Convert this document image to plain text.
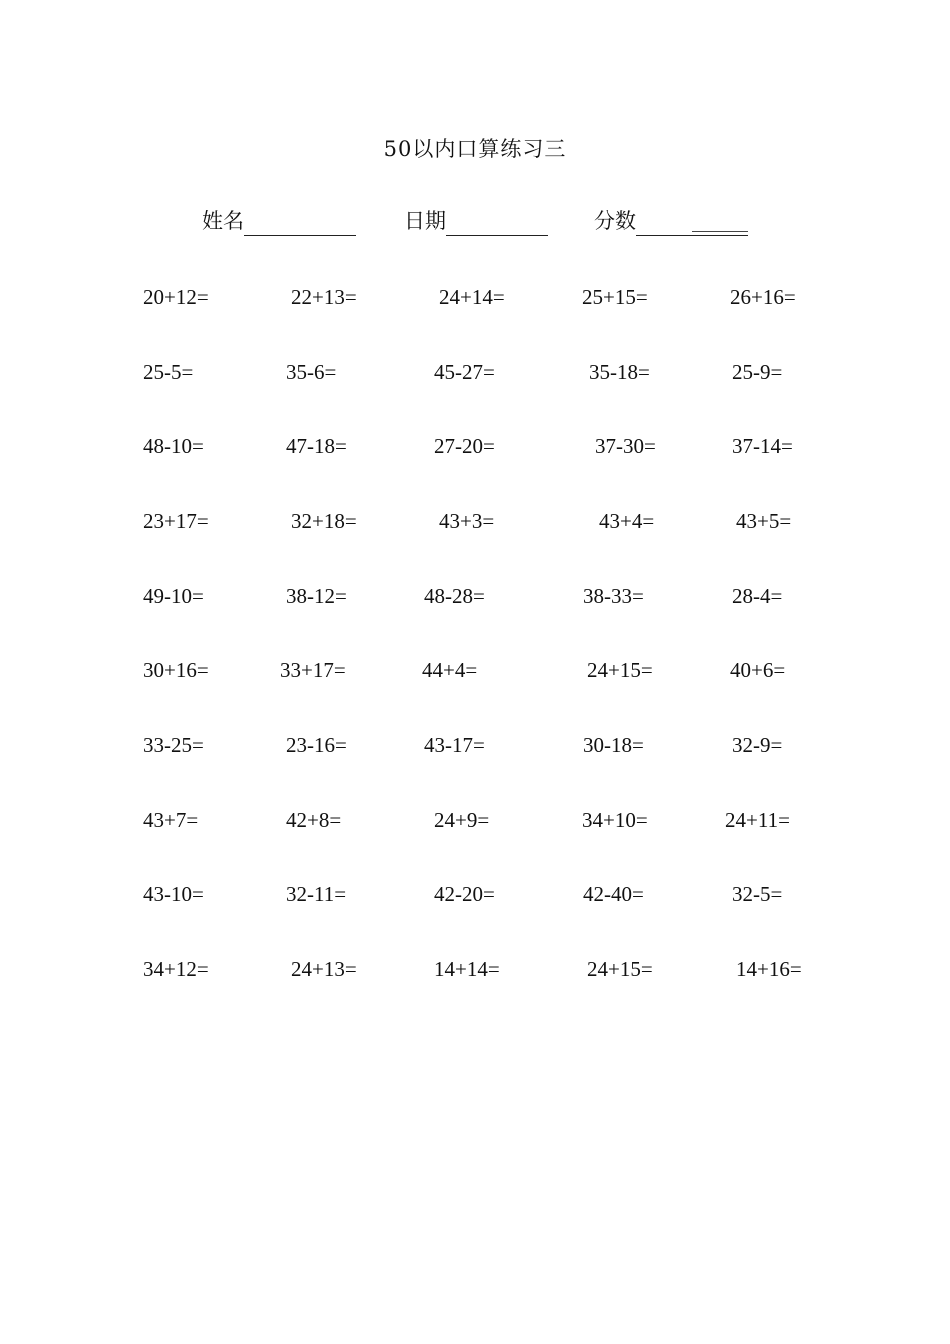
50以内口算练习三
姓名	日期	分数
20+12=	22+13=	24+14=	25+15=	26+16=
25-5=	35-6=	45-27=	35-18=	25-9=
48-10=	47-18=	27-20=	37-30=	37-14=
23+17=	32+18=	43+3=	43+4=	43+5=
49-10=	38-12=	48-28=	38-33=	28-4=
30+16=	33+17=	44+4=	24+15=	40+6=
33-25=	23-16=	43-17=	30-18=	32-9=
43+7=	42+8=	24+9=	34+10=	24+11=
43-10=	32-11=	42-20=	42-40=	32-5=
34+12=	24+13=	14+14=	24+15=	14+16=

■ ■ ■

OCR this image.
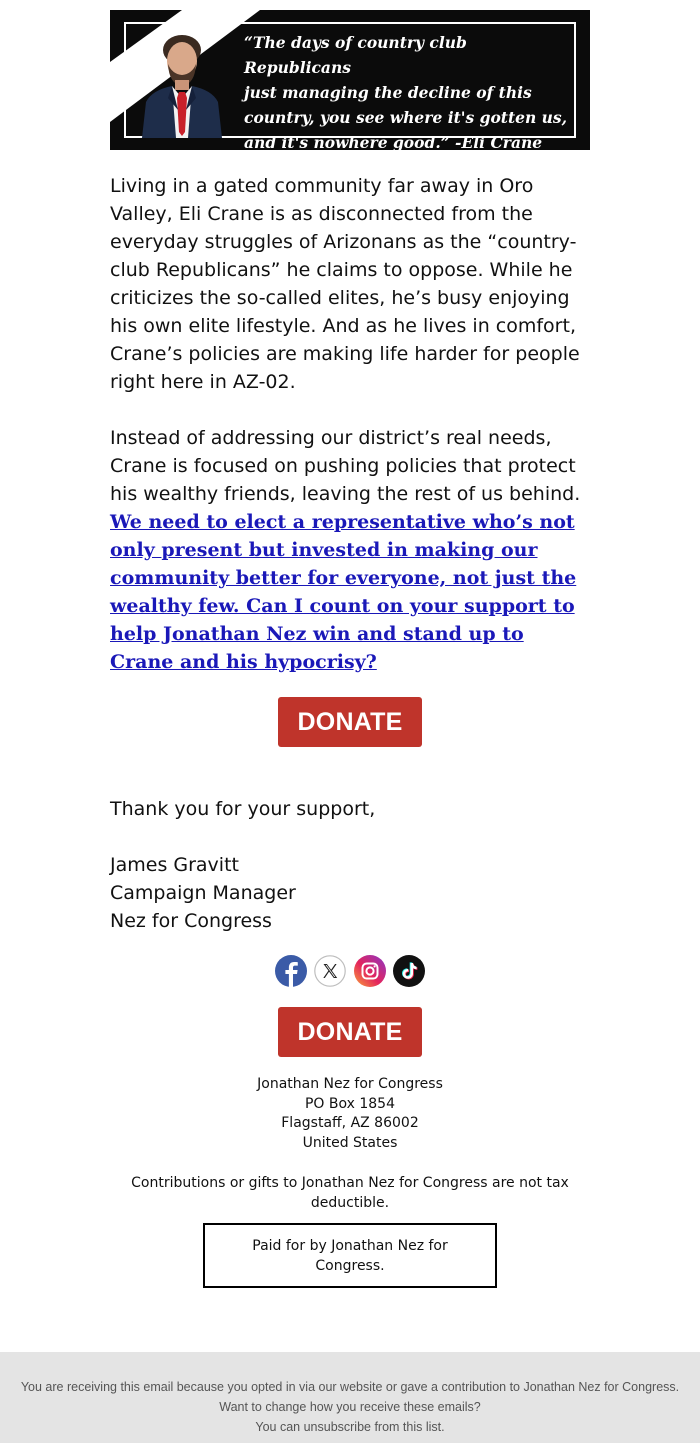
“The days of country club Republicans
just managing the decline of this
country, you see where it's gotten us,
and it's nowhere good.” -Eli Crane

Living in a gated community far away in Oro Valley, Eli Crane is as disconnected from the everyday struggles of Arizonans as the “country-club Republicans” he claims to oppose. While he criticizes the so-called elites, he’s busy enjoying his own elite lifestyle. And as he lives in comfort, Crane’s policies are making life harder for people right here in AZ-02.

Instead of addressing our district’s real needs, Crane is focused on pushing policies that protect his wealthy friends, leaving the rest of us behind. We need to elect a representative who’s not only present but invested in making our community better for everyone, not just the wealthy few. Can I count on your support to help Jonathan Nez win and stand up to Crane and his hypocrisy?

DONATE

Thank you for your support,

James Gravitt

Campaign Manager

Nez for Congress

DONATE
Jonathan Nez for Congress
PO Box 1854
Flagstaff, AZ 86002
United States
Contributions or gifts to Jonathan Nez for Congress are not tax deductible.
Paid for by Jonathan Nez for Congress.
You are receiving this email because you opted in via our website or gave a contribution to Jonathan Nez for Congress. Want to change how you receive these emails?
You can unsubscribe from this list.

■ ■ ■

**Work to be completed**
Where a line above contains the word "from", copy that line.

**Answer to the problem**
Living in a gated community far away in Oro Valley, Eli Crane is as disconnected from the everyday struggles of Arizonans as the “country-club Republicans” he claims to oppose. While he criticizes the so-called elites, he’s busy enjoying his own elite lifestyle. And as he lives in comfort, Crane’s policies are making life harder for people right here in AZ-02.
You can unsubscribe from this list.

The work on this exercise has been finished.